● Data entries:

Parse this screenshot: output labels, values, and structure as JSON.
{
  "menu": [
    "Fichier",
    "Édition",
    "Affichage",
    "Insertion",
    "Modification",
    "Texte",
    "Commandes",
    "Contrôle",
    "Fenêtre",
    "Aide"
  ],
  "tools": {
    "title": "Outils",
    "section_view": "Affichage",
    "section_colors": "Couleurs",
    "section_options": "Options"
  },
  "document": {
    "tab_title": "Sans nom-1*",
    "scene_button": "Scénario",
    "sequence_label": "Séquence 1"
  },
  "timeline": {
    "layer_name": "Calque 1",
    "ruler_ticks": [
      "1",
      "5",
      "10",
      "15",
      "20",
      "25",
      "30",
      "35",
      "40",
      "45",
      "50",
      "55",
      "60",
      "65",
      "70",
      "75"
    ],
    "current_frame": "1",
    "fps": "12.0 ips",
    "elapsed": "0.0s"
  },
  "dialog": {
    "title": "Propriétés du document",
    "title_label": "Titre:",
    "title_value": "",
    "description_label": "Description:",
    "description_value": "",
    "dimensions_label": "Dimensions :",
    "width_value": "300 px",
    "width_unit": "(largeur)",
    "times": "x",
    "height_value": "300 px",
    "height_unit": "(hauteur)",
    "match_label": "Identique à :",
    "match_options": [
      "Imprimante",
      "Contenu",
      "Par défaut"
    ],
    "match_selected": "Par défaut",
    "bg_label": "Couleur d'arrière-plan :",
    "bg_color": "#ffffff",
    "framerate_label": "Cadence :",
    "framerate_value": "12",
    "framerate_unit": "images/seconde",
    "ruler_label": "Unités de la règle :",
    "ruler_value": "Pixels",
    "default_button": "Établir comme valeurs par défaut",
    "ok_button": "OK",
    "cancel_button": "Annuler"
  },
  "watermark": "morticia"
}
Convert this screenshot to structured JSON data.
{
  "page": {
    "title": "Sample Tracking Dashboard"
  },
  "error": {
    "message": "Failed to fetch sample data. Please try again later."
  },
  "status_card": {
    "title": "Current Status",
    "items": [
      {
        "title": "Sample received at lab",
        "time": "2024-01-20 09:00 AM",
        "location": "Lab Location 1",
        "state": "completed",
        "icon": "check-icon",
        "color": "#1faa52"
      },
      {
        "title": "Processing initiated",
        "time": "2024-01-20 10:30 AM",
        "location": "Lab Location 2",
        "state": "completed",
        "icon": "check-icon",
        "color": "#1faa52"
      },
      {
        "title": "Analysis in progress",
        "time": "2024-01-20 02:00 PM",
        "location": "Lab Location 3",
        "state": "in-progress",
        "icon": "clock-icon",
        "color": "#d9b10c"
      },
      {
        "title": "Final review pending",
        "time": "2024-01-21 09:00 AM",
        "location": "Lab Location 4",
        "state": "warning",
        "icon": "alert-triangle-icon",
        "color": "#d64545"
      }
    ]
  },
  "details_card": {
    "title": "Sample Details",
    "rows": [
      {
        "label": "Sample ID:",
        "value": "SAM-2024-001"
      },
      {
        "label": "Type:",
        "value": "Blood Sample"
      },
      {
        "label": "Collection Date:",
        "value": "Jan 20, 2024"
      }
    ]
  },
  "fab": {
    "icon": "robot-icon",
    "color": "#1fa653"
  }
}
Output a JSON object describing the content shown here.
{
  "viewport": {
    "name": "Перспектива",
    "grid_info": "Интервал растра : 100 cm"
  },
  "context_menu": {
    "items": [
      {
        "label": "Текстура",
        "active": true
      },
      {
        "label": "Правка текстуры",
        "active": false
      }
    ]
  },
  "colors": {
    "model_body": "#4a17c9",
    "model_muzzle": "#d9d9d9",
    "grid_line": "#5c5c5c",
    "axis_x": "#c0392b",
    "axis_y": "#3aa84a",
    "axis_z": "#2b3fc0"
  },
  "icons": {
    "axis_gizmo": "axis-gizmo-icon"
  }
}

● Written task:
In the entries above, find lines with "screenshot" and copy each.

● Answer to the exercise:
Parse this screenshot: output labels, values, and structure as JSON.
Convert this screenshot to structured JSON data.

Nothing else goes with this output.